### Source material
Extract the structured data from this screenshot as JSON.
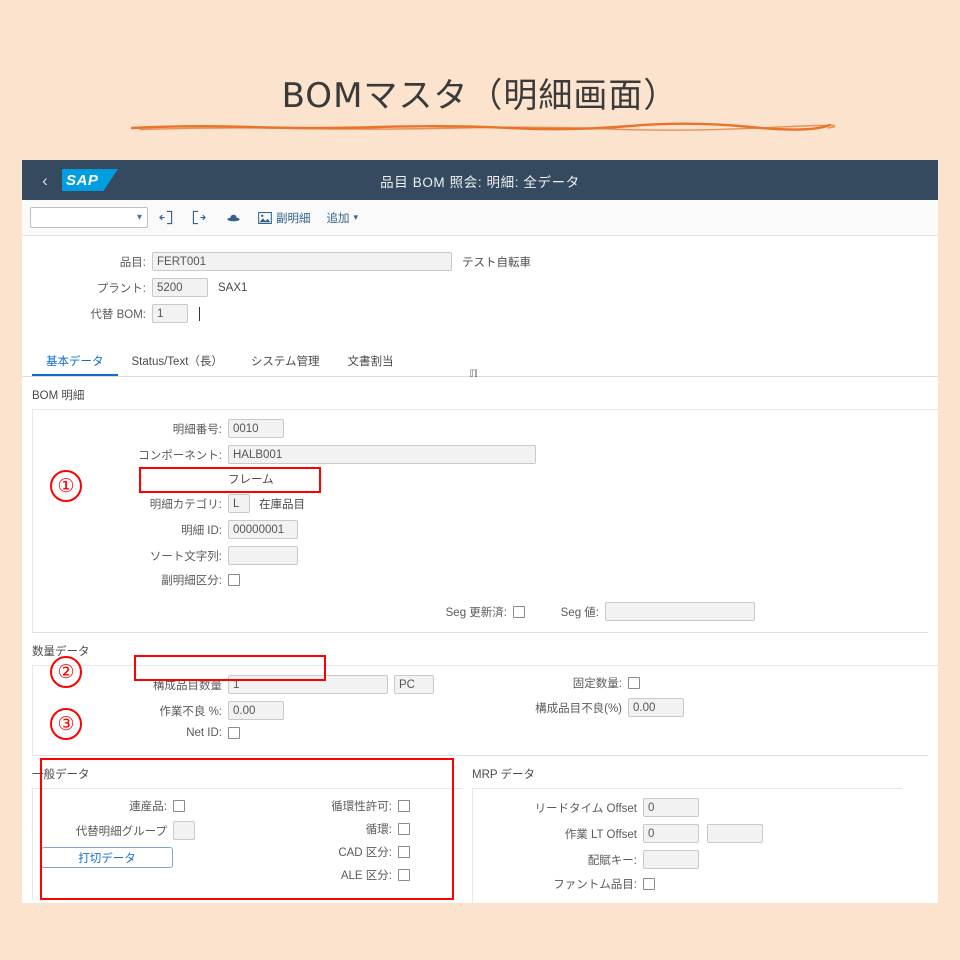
{
  "slide": {
    "title": "BOMマスタ（明細画面）"
  },
  "shell": {
    "back_icon": "back-chevron-icon",
    "logo_text": "SAP",
    "title": "品目 BOM 照会: 明細: 全データ"
  },
  "toolbar": {
    "variant_value": "",
    "variant_caret": "⌄",
    "icons": [
      {
        "name": "previous-item-icon"
      },
      {
        "name": "next-item-icon"
      },
      {
        "name": "display-variant-icon"
      }
    ],
    "sub_item_label": "副明細",
    "add_label": "追加",
    "add_caret": "⌄"
  },
  "header_form": {
    "material_label": "品目:",
    "material_value": "FERT001",
    "material_desc": "テスト自転車",
    "plant_label": "プラント:",
    "plant_value": "5200",
    "plant_desc": "SAX1",
    "alt_bom_label": "代替 BOM:",
    "alt_bom_value": "1"
  },
  "tabs": [
    {
      "label": "基本データ",
      "active": true
    },
    {
      "label": "Status/Text（長）",
      "active": false
    },
    {
      "label": "システム管理",
      "active": false
    },
    {
      "label": "文書割当",
      "active": false
    }
  ],
  "bom_item": {
    "section_title": "BOM 明細",
    "item_no_label": "明細番号:",
    "item_no_value": "0010",
    "component_label": "コンポーネント:",
    "component_value": "HALB001",
    "component_desc": "フレーム",
    "item_category_label": "明細カテゴリ:",
    "item_category_value": "L",
    "item_category_desc": "在庫品目",
    "item_id_label": "明細 ID:",
    "item_id_value": "00000001",
    "sort_string_label": "ソート文字列:",
    "sort_string_value": "",
    "sub_item_flag_label": "副明細区分:",
    "seg_updated_label": "Seg 更新済:",
    "seg_value_label": "Seg 値:",
    "seg_value": ""
  },
  "quantity_data": {
    "section_title": "数量データ",
    "component_qty_label": "構成品目数量",
    "component_qty_value": "1",
    "component_qty_uom": "PC",
    "fixed_qty_label": "固定数量:",
    "op_scrap_label": "作業不良 %:",
    "op_scrap_value": "0.00",
    "comp_scrap_label": "構成品目不良(%)",
    "comp_scrap_value": "0.00",
    "net_id_label": "Net ID:"
  },
  "general_data": {
    "section_title": "一般データ",
    "coproduct_label": "連産品:",
    "alt_item_group_label": "代替明細グループ",
    "alt_item_group_value": "",
    "cutoff_button_label": "打切データ",
    "recursive_allowed_label": "循環性許可:",
    "recursive_label": "循環:",
    "cad_indicator_label": "CAD 区分:",
    "ale_indicator_label": "ALE 区分:"
  },
  "mrp_data": {
    "section_title": "MRP データ",
    "lead_time_offset_label": "リードタイム Offset",
    "lead_time_offset_value": "0",
    "op_lt_offset_label": "作業 LT Offset",
    "op_lt_offset_value": "0",
    "op_lt_offset_value2": "",
    "distribution_key_label": "配賦キー:",
    "distribution_key_value": "",
    "phantom_item_label": "ファントム品目:"
  },
  "annotations": [
    {
      "number": "①"
    },
    {
      "number": "②"
    },
    {
      "number": "③"
    }
  ],
  "colors": {
    "background": "#fbe3ce",
    "shell_header": "#354a5f",
    "sap_blue": "#009de0",
    "accent_link": "#0a6ed1",
    "annotation_red": "#ff0000",
    "underline_orange": "#e8742c"
  }
}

### Aim
Return the whole listing, word for word, and leave out every picture.

### Exercise result
Extract the structured data from this screenshot as JSON.
{
  "slide": {
    "title": "BOMマスタ（明細画面）"
  },
  "shell": {
    "back_icon": "back-chevron-icon",
    "logo_text": "SAP",
    "title": "品目 BOM 照会: 明細: 全データ"
  },
  "toolbar": {
    "variant_value": "",
    "variant_caret": "⌄",
    "icons": [
      {
        "name": "previous-item-icon"
      },
      {
        "name": "next-item-icon"
      },
      {
        "name": "display-variant-icon"
      }
    ],
    "sub_item_label": "副明細",
    "add_label": "追加",
    "add_caret": "⌄"
  },
  "header_form": {
    "material_label": "品目:",
    "material_value": "FERT001",
    "material_desc": "テスト自転車",
    "plant_label": "プラント:",
    "plant_value": "5200",
    "plant_desc": "SAX1",
    "alt_bom_label": "代替 BOM:",
    "alt_bom_value": "1"
  },
  "tabs": [
    {
      "label": "基本データ",
      "active": true
    },
    {
      "label": "Status/Text（長）",
      "active": false
    },
    {
      "label": "システム管理",
      "active": false
    },
    {
      "label": "文書割当",
      "active": false
    }
  ],
  "bom_item": {
    "section_title": "BOM 明細",
    "item_no_label": "明細番号:",
    "item_no_value": "0010",
    "component_label": "コンポーネント:",
    "component_value": "HALB001",
    "component_desc": "フレーム",
    "item_category_label": "明細カテゴリ:",
    "item_category_value": "L",
    "item_category_desc": "在庫品目",
    "item_id_label": "明細 ID:",
    "item_id_value": "00000001",
    "sort_string_label": "ソート文字列:",
    "sort_string_value": "",
    "sub_item_flag_label": "副明細区分:",
    "seg_updated_label": "Seg 更新済:",
    "seg_value_label": "Seg 値:",
    "seg_value": ""
  },
  "quantity_data": {
    "section_title": "数量データ",
    "component_qty_label": "構成品目数量",
    "component_qty_value": "1",
    "component_qty_uom": "PC",
    "fixed_qty_label": "固定数量:",
    "op_scrap_label": "作業不良 %:",
    "op_scrap_value": "0.00",
    "comp_scrap_label": "構成品目不良(%)",
    "comp_scrap_value": "0.00",
    "net_id_label": "Net ID:"
  },
  "general_data": {
    "section_title": "一般データ",
    "coproduct_label": "連産品:",
    "alt_item_group_label": "代替明細グループ",
    "alt_item_group_value": "",
    "cutoff_button_label": "打切データ",
    "recursive_allowed_label": "循環性許可:",
    "recursive_label": "循環:",
    "cad_indicator_label": "CAD 区分:",
    "ale_indicator_label": "ALE 区分:"
  },
  "mrp_data": {
    "section_title": "MRP データ",
    "lead_time_offset_label": "リードタイム Offset",
    "lead_time_offset_value": "0",
    "op_lt_offset_label": "作業 LT Offset",
    "op_lt_offset_value": "0",
    "op_lt_offset_value2": "",
    "distribution_key_label": "配賦キー:",
    "distribution_key_value": "",
    "phantom_item_label": "ファントム品目:"
  },
  "annotations": [
    {
      "number": "①"
    },
    {
      "number": "②"
    },
    {
      "number": "③"
    }
  ],
  "colors": {
    "background": "#fbe3ce",
    "shell_header": "#354a5f",
    "sap_blue": "#009de0",
    "accent_link": "#0a6ed1",
    "annotation_red": "#ff0000",
    "underline_orange": "#e8742c"
  }
}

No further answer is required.